- **Required task**: Only a number is wanted: how many lines of the entries include the string "camera"?

- **Data rows**:
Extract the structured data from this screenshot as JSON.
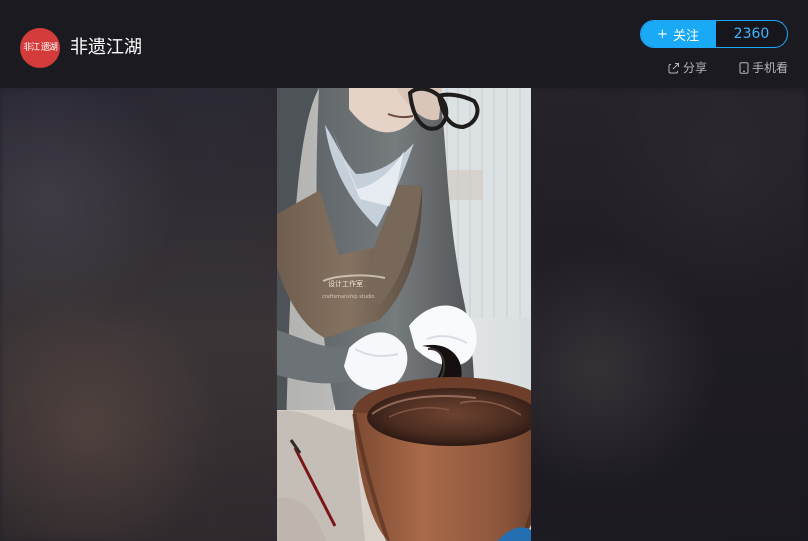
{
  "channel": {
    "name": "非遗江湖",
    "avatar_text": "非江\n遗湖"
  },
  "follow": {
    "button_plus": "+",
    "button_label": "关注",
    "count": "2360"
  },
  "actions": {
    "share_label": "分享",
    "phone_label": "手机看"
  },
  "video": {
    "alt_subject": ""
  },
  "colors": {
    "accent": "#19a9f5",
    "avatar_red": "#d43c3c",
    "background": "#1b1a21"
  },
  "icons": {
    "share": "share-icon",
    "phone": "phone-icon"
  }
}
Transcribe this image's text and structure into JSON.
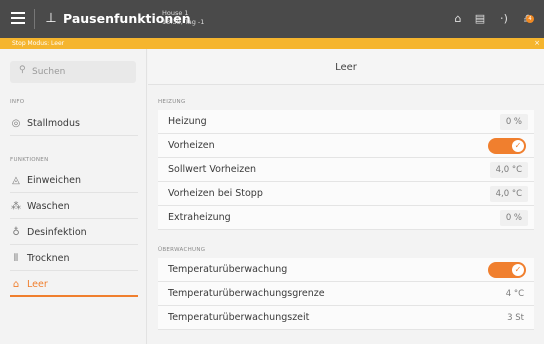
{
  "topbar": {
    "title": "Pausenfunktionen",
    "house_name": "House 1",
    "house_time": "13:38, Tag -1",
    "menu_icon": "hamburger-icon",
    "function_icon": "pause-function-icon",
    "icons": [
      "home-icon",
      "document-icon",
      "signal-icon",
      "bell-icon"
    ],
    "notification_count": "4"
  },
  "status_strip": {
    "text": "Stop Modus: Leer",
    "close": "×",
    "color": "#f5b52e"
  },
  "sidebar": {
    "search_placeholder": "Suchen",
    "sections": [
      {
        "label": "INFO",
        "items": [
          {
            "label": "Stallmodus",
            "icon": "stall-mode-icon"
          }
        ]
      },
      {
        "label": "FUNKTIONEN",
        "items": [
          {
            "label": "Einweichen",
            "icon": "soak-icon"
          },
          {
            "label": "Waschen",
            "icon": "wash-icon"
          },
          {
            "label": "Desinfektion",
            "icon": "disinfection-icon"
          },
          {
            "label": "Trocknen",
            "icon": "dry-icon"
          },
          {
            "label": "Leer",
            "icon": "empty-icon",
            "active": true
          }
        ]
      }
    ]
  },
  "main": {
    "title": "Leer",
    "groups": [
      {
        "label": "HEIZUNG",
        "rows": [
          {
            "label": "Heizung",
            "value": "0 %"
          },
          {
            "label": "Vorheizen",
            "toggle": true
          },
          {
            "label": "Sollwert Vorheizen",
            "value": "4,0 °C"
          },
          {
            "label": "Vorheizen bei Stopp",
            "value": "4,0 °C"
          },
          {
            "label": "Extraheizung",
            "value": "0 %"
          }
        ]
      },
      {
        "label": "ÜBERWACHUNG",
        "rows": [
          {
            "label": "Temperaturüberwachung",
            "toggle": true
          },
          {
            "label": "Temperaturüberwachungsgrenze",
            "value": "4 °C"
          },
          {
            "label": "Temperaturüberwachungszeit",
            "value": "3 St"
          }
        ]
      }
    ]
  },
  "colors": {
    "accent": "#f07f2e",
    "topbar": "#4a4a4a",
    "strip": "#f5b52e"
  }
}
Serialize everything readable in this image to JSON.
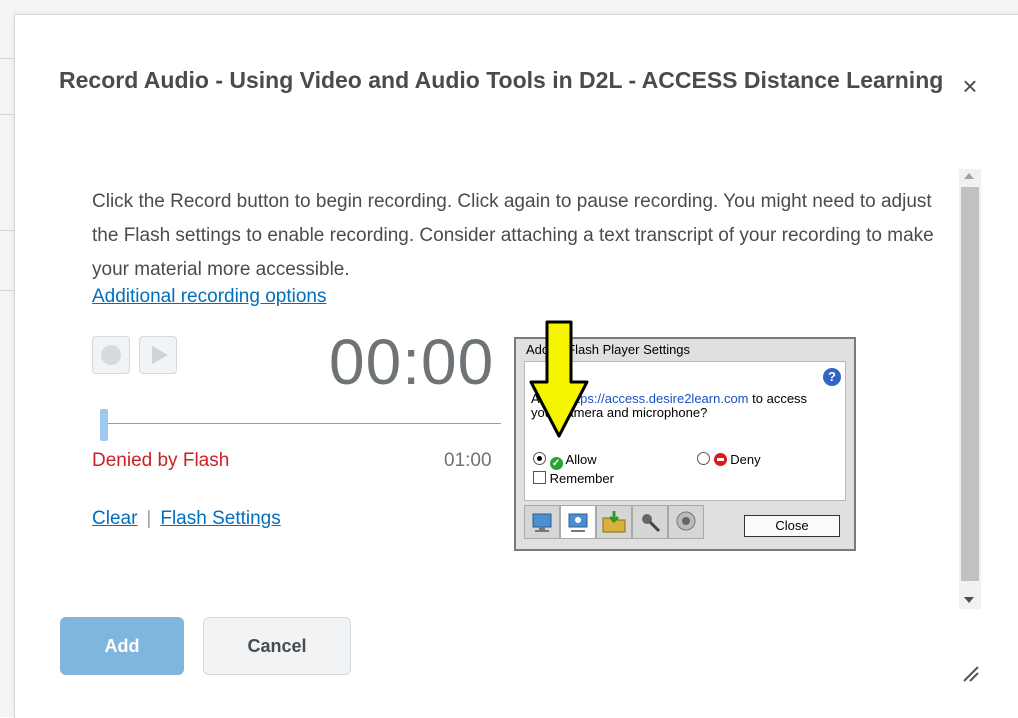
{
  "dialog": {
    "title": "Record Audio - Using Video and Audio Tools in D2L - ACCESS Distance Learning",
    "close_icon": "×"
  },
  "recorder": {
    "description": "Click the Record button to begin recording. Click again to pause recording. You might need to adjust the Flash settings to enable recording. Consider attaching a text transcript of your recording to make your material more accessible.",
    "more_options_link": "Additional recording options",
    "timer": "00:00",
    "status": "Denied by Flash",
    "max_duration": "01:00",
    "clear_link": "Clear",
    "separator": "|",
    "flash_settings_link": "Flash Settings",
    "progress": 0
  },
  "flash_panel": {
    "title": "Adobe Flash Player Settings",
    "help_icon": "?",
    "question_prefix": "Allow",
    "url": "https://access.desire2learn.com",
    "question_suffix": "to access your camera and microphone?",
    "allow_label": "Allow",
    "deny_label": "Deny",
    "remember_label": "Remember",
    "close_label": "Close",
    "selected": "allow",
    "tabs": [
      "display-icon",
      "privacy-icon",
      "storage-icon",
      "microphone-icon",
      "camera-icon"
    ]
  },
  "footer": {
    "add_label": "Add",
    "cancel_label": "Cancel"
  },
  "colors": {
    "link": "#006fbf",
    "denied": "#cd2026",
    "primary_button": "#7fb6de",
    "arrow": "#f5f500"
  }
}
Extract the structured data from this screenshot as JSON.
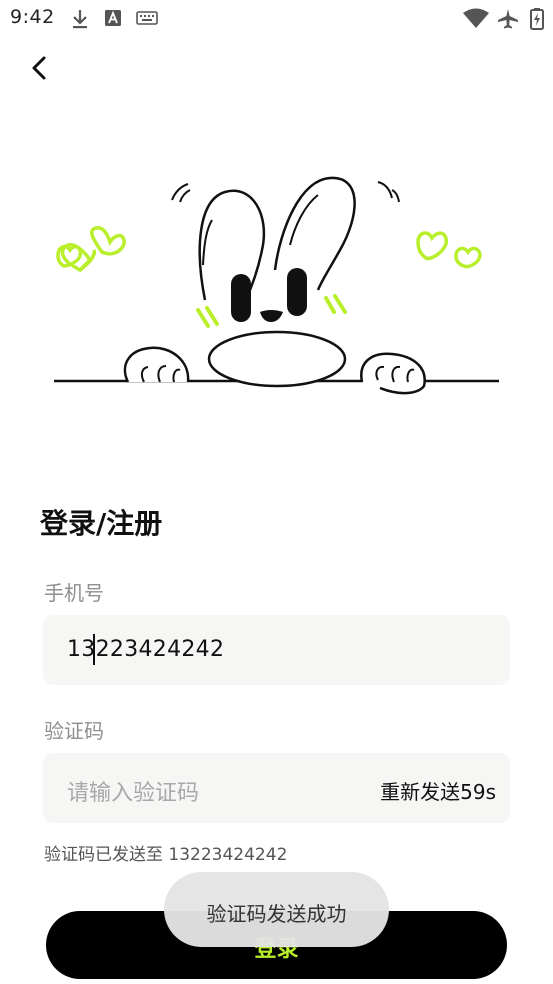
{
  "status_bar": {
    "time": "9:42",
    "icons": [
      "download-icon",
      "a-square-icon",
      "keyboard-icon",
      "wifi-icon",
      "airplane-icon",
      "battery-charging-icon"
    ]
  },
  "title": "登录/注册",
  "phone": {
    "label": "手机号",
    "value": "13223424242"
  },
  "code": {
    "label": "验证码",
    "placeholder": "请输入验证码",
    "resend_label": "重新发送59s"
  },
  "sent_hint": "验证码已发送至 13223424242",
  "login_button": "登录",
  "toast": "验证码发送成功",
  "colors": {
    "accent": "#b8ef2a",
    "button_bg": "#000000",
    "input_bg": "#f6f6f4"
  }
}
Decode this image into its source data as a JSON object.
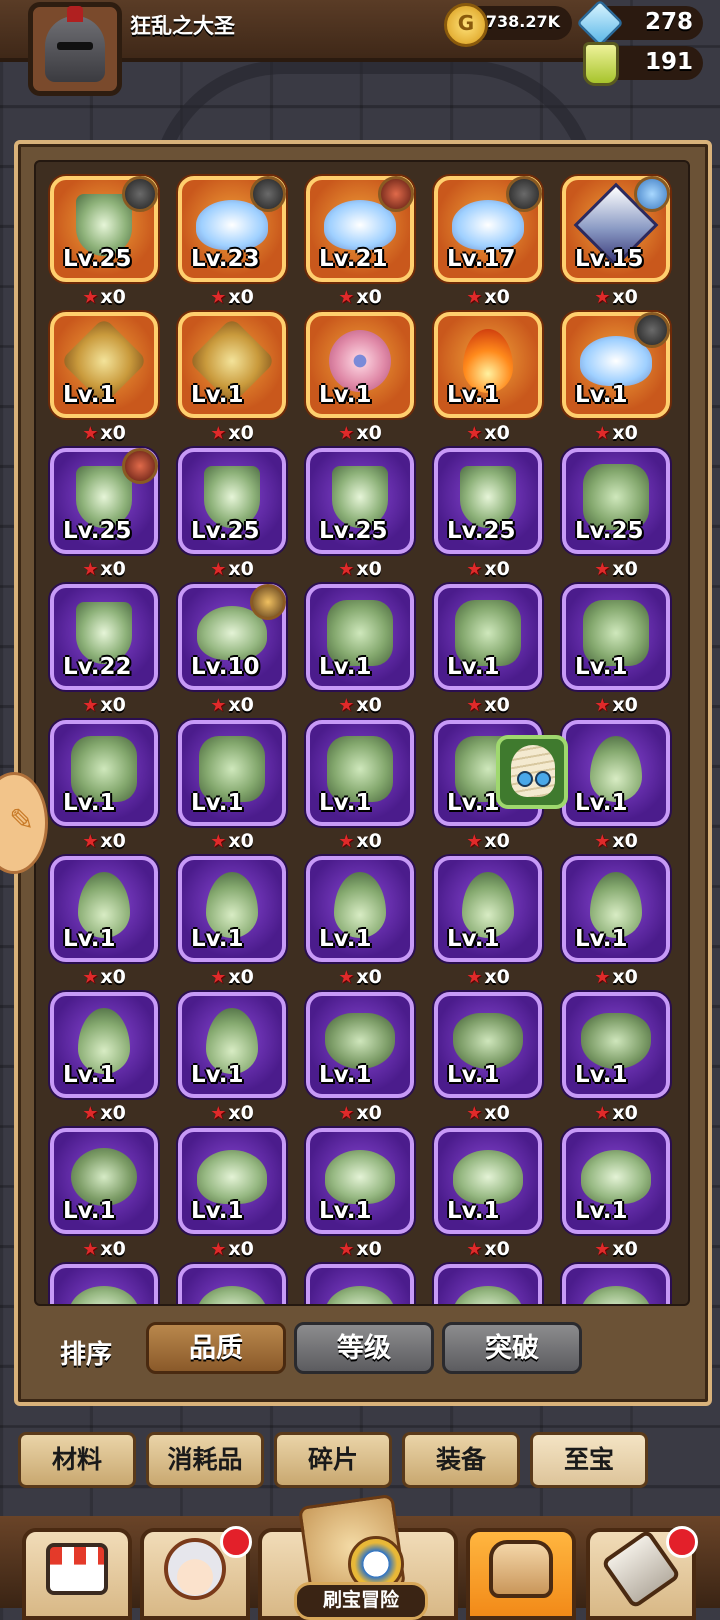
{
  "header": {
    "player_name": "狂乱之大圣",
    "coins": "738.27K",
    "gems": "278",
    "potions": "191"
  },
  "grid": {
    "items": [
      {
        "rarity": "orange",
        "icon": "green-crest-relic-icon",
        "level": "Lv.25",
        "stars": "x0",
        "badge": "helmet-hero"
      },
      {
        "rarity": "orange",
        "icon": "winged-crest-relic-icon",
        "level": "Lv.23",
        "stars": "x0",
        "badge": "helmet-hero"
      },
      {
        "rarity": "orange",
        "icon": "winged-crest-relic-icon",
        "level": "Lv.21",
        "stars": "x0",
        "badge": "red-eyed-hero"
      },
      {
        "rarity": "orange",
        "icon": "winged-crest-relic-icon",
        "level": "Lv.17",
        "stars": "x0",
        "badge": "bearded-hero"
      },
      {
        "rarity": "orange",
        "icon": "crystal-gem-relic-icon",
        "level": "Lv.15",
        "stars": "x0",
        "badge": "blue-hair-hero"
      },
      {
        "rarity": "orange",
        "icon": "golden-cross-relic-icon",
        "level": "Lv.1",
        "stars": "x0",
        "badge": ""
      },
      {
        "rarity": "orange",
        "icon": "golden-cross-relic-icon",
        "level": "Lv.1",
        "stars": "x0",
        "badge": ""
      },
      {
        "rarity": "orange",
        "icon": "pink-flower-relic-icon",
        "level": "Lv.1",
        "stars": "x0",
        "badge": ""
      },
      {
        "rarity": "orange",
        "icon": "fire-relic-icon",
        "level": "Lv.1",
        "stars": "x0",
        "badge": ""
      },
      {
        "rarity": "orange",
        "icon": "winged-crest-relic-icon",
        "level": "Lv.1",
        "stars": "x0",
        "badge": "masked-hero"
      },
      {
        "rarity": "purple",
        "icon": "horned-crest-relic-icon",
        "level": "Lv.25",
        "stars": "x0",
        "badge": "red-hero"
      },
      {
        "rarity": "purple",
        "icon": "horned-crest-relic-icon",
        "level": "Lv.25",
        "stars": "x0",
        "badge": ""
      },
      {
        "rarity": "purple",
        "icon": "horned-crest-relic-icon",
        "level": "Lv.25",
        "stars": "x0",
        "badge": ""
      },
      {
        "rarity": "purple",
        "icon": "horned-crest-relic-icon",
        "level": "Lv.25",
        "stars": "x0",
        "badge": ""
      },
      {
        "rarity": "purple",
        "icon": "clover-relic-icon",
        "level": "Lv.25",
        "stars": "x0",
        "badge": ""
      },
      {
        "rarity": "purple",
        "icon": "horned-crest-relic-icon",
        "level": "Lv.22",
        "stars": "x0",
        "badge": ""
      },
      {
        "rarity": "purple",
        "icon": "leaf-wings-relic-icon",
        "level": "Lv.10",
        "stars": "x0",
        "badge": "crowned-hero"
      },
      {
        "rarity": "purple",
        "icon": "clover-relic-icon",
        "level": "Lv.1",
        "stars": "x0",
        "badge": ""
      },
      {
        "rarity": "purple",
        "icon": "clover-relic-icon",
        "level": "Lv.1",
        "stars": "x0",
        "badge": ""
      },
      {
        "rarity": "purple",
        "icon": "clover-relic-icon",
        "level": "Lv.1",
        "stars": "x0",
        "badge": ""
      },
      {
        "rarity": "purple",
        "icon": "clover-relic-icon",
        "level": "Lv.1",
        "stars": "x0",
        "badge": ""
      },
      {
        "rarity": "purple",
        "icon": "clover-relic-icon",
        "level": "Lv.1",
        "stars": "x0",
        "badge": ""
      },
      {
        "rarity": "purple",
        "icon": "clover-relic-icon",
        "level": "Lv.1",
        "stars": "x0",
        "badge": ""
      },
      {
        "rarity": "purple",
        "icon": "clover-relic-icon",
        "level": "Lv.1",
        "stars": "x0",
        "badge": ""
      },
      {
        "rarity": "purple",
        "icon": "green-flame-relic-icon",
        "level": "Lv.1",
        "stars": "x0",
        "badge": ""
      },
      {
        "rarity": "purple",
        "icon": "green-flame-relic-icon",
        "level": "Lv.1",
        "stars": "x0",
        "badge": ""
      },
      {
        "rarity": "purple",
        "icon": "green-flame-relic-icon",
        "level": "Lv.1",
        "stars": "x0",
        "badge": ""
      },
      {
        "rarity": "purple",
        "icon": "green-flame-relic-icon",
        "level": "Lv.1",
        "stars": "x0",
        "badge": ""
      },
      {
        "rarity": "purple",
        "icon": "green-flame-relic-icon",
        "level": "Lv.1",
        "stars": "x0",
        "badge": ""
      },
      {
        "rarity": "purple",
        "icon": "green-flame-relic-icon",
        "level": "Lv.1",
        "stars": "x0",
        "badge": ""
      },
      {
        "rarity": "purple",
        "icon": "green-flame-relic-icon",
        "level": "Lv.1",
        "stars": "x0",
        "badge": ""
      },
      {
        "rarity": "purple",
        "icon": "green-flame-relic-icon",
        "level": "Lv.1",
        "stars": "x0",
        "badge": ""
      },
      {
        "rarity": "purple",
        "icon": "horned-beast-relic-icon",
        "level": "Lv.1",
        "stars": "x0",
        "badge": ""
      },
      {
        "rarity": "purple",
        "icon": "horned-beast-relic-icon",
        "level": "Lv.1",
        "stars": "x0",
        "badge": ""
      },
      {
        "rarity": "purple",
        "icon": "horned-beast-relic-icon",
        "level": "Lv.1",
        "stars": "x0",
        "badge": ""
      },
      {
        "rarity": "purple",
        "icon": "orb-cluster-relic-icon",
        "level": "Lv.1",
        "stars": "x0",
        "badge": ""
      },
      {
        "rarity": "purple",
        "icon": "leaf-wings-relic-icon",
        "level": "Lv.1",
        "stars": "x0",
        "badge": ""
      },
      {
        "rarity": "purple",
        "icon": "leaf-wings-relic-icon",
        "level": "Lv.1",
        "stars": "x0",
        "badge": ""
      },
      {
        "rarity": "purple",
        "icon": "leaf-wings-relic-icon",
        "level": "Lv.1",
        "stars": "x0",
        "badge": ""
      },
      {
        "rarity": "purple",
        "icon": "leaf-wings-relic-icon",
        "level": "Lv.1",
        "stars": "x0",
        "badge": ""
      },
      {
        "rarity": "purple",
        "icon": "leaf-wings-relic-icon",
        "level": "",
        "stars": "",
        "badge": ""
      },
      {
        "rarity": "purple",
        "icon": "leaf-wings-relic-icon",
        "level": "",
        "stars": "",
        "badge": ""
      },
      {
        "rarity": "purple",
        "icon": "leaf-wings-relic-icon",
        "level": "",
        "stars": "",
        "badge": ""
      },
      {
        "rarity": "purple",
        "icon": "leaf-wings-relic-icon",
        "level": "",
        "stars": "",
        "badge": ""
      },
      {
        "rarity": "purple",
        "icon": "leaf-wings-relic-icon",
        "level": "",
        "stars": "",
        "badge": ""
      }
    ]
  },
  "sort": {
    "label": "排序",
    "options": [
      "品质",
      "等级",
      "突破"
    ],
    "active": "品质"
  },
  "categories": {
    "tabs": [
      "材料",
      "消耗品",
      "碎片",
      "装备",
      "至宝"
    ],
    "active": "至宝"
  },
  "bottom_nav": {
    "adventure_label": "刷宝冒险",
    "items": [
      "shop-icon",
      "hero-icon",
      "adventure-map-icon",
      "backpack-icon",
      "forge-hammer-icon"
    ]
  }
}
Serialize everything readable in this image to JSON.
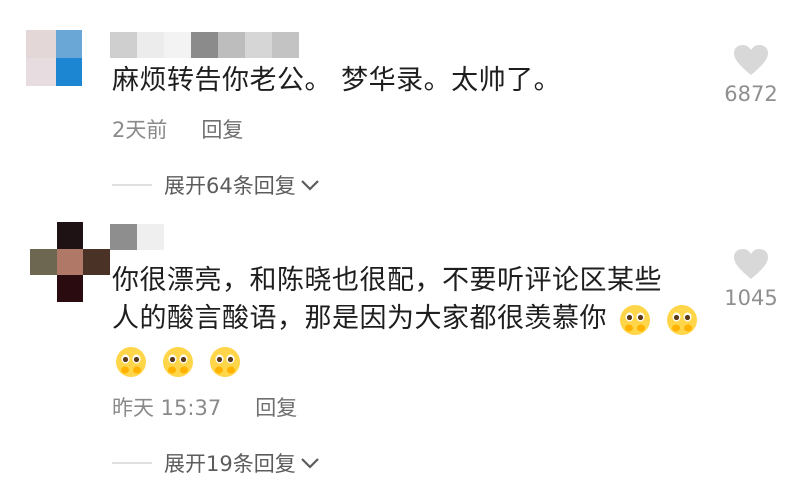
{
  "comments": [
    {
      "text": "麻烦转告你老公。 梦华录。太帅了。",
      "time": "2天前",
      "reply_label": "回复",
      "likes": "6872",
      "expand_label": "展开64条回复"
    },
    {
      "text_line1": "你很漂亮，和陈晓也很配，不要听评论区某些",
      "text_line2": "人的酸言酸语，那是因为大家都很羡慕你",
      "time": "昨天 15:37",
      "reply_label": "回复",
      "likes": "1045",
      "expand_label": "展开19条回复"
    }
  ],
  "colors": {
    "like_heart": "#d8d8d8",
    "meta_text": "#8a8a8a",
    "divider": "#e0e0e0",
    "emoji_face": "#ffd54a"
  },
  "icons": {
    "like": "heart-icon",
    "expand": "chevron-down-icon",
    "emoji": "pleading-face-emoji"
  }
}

- **Answer to the exercise**: 2